### [Task requirements]
Your task is to locate every line holding the string "JSON" and to copy each of them.

### [Data records]

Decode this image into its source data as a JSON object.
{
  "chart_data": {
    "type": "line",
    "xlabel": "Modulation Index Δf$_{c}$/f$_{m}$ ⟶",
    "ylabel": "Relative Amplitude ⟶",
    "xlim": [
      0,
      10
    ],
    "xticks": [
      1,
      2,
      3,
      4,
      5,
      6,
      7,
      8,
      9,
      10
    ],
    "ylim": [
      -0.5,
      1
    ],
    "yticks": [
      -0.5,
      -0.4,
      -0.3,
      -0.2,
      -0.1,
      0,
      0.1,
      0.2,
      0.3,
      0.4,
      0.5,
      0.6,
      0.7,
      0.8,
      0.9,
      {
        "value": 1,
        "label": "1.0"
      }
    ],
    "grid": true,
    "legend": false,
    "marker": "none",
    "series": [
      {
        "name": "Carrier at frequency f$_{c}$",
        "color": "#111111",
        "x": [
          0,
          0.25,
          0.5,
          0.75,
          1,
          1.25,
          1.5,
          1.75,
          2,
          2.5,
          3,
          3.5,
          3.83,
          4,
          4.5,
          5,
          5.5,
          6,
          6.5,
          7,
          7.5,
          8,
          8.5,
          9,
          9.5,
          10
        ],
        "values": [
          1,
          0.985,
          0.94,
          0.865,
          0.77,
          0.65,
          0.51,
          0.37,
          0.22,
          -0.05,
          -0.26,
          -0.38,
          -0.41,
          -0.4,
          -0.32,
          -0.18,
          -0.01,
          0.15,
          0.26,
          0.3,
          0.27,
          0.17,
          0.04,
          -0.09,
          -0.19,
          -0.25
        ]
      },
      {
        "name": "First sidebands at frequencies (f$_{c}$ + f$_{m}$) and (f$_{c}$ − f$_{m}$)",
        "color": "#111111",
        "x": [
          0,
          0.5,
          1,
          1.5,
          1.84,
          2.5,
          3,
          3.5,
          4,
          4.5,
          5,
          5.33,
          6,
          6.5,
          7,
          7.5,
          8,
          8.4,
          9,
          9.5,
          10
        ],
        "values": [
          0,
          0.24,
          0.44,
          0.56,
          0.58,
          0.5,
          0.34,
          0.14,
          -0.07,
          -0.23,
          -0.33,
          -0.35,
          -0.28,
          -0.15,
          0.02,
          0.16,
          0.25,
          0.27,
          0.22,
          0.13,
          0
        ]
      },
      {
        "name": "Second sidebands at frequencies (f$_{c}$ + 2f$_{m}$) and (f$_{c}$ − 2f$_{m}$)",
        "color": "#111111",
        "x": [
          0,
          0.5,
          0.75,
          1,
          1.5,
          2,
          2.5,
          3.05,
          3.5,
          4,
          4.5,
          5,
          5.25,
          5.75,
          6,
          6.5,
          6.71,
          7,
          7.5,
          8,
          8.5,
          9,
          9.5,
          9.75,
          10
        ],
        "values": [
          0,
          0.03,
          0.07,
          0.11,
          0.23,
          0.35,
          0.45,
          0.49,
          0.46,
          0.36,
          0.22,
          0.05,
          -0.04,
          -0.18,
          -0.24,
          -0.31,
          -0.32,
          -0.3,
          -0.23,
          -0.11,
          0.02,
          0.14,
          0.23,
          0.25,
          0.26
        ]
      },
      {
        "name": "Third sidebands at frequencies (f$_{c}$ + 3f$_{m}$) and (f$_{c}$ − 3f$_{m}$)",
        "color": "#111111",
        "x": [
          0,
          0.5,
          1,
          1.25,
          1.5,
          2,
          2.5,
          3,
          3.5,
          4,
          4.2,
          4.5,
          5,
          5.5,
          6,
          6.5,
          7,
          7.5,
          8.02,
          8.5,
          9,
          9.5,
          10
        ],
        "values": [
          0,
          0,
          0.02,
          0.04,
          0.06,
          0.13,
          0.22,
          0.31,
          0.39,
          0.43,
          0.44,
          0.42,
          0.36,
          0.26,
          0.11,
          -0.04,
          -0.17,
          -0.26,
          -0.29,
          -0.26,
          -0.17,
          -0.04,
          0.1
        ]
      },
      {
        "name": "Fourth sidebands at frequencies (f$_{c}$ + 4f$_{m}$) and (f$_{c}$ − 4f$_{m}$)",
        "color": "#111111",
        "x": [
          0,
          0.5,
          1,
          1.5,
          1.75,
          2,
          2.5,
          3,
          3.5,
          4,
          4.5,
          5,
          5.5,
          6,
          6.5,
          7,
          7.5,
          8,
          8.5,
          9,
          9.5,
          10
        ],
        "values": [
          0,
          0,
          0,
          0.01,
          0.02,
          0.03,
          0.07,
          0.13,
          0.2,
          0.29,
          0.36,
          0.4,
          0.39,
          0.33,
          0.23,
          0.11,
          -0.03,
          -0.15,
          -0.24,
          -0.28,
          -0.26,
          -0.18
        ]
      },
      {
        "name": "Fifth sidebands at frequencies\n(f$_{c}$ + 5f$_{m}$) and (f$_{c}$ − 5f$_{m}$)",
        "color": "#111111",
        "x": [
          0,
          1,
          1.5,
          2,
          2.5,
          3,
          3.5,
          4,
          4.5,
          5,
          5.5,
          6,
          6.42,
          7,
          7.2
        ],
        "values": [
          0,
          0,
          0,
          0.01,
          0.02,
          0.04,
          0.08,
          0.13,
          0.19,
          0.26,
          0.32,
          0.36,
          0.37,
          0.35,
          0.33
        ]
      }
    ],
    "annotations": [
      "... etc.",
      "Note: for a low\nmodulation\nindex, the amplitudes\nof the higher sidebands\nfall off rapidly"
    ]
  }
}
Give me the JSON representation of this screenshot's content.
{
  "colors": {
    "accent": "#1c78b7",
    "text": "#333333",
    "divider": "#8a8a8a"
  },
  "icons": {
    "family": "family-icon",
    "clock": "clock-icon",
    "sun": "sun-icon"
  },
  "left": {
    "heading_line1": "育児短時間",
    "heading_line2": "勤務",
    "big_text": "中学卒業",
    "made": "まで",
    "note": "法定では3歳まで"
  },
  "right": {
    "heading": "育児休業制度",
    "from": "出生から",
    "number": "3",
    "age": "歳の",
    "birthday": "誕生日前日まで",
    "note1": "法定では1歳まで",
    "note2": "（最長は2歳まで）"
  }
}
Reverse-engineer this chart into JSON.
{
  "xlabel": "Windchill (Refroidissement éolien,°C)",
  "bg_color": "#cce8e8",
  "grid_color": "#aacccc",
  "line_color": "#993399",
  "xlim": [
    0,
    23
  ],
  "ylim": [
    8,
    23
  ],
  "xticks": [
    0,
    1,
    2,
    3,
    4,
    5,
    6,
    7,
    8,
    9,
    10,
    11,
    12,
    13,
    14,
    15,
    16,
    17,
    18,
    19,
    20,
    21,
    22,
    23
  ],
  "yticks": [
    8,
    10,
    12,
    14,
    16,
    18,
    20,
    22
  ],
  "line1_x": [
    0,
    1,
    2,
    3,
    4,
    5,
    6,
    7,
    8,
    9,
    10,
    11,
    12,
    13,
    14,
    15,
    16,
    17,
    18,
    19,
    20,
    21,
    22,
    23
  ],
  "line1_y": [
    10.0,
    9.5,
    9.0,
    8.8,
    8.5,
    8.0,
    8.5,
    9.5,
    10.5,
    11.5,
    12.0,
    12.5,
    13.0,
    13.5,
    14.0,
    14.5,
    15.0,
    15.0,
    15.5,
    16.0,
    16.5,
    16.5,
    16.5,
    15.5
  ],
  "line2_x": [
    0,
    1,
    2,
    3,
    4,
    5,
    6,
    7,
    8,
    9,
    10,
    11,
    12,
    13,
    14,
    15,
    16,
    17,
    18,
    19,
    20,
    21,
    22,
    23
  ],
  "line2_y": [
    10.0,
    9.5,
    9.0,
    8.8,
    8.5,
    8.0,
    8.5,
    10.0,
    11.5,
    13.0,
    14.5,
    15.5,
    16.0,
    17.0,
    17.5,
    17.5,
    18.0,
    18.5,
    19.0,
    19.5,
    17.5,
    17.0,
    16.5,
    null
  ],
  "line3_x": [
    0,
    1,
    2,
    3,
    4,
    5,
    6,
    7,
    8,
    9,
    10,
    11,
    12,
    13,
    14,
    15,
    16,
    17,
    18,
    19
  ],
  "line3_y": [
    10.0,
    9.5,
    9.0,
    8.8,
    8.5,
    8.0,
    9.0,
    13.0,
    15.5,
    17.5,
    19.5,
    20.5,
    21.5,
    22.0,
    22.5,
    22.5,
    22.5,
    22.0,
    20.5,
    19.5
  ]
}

### [Answer for this exercise]
Decode this image into its source data as a JSON object.
Give me the JSON representation of this screenshot's content.
Reverse-engineer this chart into JSON.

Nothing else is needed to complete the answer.